Die Angst vor unserer Handlungsunfähigkeit

  • 13.07.2012, 18:18

Das vorliegende Heft ist ein Heft der Krise. Das war nicht geplant, ist aber offensichtlich.

Kommentar

Das vorliegende Heft ist ein Heft der Krise. Das war nicht geplant, ist aber offensichtlich: Christine Nöstlinger spricht im Cover-Interview über die Krise der SPÖ, Marion Bacher beschreibt in ihrer Reportage die Auswirkungen der Finanzkrise auf Griechenland, Anna Sawerthal umreißt in ihrem Beitrag die Krise der Mittelschicht und Heribert Prantl, einer der besten Leitartikler Deutschlands, veranschaulicht in seiner abgedruckten Rede die Krise von Journalismus und Pressefreiheit, die wiederum zu einer schweren Krise der Demokratie führen könnte.
Das beim Lesen der Geschichten entstehende Gefühl nimmt folgenden  Gedanken schon vorweg: Die beschriebenen Krisen sind allesamt keine isolierten Phänomene, sondern hängen miteinander zusammen. Es gibt zwischen ihnen eine Verbindung, die auf zwei Punkte heruntergebrochen werden kann: Angst und fehlender Glaube. Die Angst vor unserer eigenen scheinbaren Handlungsunfähigkeit. Und der fehlende Glaube in die Kraft unseres Handelns. In den vergangenen Jahrzehnten hat sich ein so bequemer wie gefährlicher Gedanke in vielen Köpfen breit gemacht. Dass der Zug der Geschichte seine Endstation erreicht habe, wurde allerorten gefaselt. Nicht zuletzt auch an den Universitäten. Dass wir uns nicht mehr um das politische Ganze kümmern müssten, wurde uns erzählt, sondern nur noch um unser eigenes, privates Wohlergehen.

• Arbeitsaufträge:
1. Schreiben Sie aus dem Kommentar über die Krisen den Abschnitt von „Die Angst vor unserer Handlungsunfähigkeit“ bis „der Demokratie führen könnte.“ wortgetreu ab.
2. Auf welche zwei Punkte lässt sich laut dem Kommentar über die Krisen die Verbindung zwischen den beschriebenen Krisen herunterbrechen?
3. Setzen Sie den Kommentar über die Krisen nach seinem letzten Satz fort.

• Bereitgestelltes Material:
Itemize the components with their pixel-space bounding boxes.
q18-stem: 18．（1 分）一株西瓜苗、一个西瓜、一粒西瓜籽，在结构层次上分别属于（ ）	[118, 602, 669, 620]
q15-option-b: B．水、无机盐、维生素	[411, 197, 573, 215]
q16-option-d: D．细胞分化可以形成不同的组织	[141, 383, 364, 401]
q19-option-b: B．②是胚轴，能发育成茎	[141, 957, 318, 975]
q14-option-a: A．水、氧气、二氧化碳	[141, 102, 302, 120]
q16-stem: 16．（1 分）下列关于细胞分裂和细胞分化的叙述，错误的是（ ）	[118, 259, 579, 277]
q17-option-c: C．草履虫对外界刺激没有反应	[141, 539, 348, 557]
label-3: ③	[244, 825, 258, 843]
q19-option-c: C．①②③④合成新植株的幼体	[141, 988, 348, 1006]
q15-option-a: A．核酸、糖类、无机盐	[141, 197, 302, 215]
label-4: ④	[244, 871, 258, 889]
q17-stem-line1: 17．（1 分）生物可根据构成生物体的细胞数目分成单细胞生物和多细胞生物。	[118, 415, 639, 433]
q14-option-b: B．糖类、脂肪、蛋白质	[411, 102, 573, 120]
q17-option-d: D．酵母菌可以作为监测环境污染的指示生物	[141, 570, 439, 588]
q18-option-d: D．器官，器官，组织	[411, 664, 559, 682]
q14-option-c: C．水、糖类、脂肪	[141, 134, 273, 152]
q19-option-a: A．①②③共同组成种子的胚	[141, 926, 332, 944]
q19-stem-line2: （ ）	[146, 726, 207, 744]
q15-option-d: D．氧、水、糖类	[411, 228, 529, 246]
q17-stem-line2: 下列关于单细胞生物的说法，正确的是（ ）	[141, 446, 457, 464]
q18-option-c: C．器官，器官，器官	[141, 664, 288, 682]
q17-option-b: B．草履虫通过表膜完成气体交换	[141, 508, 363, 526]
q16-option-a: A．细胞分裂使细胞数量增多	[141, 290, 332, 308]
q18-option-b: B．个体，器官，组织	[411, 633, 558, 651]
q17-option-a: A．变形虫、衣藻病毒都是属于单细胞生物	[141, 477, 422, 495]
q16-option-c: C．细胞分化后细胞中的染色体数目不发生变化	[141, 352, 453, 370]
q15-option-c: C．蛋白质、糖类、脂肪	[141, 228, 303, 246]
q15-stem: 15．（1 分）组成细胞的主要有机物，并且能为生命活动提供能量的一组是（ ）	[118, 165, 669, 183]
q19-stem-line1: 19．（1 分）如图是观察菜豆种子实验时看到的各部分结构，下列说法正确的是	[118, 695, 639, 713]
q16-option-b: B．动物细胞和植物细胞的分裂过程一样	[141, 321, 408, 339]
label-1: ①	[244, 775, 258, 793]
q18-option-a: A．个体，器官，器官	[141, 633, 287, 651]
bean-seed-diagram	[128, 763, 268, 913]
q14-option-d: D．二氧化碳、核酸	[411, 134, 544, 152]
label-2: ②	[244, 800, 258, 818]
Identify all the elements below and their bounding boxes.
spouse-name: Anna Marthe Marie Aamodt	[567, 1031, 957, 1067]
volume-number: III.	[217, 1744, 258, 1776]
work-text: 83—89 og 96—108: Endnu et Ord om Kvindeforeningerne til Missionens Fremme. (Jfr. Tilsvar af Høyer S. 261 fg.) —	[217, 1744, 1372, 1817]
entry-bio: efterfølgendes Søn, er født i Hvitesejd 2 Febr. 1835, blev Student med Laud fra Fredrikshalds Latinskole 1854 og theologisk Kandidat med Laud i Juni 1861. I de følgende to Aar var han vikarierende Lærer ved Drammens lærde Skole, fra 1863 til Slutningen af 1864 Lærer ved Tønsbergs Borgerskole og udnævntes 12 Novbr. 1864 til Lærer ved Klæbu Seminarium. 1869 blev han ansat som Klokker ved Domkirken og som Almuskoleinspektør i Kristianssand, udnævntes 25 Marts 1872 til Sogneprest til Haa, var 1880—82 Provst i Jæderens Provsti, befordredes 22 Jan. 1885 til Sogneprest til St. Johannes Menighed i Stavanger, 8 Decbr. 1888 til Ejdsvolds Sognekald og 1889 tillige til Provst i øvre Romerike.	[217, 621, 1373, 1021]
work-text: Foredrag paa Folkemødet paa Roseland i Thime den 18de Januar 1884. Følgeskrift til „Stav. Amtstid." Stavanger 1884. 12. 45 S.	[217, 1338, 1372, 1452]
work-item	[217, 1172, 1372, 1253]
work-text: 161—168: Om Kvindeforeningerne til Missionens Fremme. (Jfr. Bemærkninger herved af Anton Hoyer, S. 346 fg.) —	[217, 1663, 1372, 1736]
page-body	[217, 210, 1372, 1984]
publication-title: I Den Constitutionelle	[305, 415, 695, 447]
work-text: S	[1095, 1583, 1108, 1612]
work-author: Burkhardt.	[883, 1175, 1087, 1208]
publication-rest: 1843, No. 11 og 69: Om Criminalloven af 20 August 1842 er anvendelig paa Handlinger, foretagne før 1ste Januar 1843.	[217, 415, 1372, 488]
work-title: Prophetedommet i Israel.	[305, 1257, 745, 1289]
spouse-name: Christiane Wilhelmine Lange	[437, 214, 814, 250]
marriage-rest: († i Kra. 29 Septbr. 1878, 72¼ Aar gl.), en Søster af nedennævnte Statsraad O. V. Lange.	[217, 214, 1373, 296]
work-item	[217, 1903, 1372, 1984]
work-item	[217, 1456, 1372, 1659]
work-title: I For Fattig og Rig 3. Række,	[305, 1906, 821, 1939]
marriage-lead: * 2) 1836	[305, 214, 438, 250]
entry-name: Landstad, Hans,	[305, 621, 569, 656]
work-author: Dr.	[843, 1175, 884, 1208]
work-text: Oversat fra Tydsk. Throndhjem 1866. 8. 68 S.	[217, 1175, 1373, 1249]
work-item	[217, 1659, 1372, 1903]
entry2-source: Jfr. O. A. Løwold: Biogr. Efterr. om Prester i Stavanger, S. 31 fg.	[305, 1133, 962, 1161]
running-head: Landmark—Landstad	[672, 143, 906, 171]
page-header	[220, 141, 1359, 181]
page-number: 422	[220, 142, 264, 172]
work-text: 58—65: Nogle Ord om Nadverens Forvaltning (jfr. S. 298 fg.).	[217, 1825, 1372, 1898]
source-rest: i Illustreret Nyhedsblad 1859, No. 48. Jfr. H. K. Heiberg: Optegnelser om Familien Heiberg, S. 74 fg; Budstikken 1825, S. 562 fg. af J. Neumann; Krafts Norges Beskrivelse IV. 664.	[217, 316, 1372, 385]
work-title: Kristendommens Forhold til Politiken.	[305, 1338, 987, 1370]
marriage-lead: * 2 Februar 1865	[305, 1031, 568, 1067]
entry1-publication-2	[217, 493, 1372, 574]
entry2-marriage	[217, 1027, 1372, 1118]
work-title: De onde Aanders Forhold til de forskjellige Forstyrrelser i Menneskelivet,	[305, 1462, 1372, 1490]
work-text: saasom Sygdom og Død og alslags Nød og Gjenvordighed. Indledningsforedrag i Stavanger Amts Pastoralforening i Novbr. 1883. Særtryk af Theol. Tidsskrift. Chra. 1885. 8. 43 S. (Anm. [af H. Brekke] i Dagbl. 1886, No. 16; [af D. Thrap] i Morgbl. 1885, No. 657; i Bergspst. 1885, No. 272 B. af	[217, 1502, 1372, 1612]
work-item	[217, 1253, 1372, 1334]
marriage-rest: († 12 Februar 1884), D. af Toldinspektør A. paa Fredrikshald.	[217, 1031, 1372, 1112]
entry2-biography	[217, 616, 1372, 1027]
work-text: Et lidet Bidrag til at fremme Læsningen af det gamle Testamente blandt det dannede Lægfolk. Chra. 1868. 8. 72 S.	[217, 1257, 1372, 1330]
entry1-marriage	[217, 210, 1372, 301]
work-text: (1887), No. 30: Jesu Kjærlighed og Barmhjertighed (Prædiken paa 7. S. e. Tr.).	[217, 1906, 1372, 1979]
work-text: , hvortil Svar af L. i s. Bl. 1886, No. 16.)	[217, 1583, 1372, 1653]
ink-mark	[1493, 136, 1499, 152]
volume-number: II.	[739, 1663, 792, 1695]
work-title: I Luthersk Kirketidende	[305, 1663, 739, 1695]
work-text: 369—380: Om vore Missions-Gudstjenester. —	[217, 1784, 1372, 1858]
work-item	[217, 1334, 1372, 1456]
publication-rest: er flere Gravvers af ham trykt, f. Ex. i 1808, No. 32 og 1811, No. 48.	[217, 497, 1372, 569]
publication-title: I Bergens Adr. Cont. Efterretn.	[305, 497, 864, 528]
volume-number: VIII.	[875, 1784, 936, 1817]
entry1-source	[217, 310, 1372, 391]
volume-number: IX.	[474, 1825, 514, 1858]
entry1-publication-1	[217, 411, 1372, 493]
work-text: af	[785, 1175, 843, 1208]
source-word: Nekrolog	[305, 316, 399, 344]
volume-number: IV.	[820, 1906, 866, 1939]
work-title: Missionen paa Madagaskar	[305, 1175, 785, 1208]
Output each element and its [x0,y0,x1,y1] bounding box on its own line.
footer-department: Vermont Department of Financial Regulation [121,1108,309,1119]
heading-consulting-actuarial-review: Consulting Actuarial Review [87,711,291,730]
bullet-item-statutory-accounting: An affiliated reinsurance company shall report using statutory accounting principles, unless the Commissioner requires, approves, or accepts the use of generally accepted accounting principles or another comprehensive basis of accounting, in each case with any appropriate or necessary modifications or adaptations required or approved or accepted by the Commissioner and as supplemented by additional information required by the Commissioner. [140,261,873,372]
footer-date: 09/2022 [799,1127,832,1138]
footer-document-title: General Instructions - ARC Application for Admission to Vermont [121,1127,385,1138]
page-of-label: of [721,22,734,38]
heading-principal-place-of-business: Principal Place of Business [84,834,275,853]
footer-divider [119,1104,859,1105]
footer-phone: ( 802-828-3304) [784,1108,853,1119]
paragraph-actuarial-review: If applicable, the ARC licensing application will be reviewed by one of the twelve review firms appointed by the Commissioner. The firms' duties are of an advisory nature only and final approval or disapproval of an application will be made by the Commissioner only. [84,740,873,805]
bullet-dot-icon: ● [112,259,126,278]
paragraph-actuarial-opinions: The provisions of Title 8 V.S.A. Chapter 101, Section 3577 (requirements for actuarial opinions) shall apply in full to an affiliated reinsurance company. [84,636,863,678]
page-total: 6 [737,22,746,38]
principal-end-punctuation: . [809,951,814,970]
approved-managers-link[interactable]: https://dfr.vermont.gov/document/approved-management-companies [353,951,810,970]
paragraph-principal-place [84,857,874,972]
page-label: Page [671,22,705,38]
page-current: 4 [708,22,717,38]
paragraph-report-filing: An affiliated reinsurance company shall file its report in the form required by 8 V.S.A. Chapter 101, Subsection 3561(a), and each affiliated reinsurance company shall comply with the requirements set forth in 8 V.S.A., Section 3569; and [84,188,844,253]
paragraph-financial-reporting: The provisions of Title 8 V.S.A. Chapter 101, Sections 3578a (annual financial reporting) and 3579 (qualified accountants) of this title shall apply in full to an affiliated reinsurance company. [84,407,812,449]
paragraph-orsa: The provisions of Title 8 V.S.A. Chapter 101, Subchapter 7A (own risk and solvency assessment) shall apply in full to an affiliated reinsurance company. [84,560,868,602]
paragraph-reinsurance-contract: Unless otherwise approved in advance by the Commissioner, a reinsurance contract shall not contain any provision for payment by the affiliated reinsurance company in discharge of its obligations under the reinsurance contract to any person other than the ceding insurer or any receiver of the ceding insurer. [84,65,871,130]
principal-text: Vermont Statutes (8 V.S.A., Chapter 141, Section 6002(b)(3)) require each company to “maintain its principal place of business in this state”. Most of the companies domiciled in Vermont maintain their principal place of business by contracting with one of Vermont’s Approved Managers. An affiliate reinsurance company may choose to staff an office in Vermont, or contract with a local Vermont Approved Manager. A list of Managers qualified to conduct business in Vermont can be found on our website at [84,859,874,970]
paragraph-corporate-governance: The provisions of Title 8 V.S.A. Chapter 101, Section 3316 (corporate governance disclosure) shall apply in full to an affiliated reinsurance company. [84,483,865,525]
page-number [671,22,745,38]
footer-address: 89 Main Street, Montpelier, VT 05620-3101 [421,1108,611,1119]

• Lösungen:
1.
Die Angst vor unserer Handlungsunfähigkeit

  • 13.07.2012, 18:18

Das vorliegende Heft ist ein Heft der Krise. Das war nicht geplant, ist aber offensichtlich.

Kommentar

Das vorliegende Heft ist ein Heft der Krise. Das war nicht geplant, ist aber offensichtlich: Christine Nöstlinger spricht im Cover-Interview über die Krise der SPÖ, Marion Bacher beschreibt in ihrer Reportage die Auswirkungen der Finanzkrise auf Griechenland, Anna Sawerthal umreißt in ihrem Beitrag die Krise der Mittelschicht und Heribert Prantl, einer der besten Leitartikler Deutschlands, veranschaulicht in seiner abgedruckten Rede die Krise von Journalismus und Pressefreiheit, die wiederum zu einer schweren Krise der Demokratie führen könnte.

2. Auf Angst und fehlenden Glauben.

3.
Die Wirklichkeit sieht aber anders aus. Das so genannte Ende der Geschichte hat gerade um ein Haar Griechenland in den Bankrott getrieben; das Ende der Geschichte ist gerade dabei, Zeitungsredaktionen und die Pressefreiheit zu zerstören; das Ende der Geschichte macht sich gerade daran, blutig erkämpfte Werte und Tugenden zu vernichten.
Das Gerede vom Ende der Geschichte ist kein Ende der Geschichte, sondern der Versuch, den Menschen allenthalben einzureden, dass politisch und journalistisch integres Handeln sinn- und zwecklos wären.
Wenn JournalistInnen selbst nicht mehr an den Journalismus glauben, wer bewacht dann die Demokratie? Wenn sich die Mittelschicht aufgibt, wer trägt dann den demokratischen Staat? Wenn sozialdemokratische Parteien in handlungsunfähigkeit verharren, wer verhindert dann, dass die Massen zu den antidemokratischen Rechtsradikalen abwandern?